Given request ::
Your task is to filter the data below down to the lines holding "desc".

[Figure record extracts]
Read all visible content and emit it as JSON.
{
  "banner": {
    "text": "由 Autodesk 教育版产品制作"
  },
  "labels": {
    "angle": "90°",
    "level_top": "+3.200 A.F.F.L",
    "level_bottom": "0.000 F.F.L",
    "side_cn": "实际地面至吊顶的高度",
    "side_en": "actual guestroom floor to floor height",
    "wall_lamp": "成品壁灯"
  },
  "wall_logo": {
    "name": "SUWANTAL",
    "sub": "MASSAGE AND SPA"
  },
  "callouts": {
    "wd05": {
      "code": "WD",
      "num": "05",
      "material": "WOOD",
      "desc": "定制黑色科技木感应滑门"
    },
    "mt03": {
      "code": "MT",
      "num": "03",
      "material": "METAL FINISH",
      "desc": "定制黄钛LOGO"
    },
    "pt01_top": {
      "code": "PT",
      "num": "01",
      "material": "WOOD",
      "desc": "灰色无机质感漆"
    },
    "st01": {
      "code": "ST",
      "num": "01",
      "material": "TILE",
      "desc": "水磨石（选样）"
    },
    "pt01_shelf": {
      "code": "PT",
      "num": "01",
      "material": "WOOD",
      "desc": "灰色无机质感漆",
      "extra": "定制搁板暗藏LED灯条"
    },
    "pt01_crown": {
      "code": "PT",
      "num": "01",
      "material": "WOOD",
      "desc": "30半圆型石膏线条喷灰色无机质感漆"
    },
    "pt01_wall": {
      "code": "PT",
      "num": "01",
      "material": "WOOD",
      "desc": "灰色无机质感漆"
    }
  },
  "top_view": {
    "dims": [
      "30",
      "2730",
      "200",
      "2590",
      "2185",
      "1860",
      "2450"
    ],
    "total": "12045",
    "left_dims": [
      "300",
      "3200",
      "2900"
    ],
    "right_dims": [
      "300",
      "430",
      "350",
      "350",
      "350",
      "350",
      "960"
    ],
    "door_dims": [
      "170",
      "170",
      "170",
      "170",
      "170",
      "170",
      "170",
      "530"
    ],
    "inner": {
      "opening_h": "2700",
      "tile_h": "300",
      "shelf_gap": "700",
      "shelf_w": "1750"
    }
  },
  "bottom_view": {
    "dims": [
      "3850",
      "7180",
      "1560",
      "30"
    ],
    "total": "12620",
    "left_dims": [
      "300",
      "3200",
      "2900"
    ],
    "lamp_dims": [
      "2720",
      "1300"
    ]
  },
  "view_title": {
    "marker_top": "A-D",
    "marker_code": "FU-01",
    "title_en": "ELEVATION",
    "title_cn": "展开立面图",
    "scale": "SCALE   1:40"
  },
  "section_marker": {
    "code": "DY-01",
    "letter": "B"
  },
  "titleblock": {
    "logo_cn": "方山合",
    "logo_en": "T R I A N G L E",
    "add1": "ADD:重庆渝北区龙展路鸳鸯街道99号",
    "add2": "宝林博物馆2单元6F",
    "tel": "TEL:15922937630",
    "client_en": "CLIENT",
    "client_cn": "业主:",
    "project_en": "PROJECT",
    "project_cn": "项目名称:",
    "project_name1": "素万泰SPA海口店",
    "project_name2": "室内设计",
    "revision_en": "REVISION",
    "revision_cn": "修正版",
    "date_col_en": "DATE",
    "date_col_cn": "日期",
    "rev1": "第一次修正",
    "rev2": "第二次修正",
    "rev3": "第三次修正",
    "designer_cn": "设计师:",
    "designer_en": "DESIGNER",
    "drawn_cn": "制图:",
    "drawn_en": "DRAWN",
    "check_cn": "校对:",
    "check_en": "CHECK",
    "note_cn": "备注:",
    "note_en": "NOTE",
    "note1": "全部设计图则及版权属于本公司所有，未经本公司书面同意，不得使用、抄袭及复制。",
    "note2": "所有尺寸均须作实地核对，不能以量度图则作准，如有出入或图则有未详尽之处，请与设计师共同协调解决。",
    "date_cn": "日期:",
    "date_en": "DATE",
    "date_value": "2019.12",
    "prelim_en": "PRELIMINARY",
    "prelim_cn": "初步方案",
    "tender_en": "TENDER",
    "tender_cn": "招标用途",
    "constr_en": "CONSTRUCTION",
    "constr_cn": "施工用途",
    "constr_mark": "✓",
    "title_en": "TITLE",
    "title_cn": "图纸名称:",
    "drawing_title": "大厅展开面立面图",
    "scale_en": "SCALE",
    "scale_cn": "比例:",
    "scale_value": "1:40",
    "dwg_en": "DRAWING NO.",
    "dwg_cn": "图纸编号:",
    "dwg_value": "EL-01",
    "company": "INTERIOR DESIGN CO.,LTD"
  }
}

In response ::
      "desc": "定制黑色科技木感应滑门"
      "desc": "定制黄钛LOGO"
      "desc": "灰色无机质感漆"
      "desc": "水磨石（选样）"
      "desc": "灰色无机质感漆",
      "desc": "30半圆型石膏线条喷灰色无机质感漆"
      "desc": "灰色无机质感漆"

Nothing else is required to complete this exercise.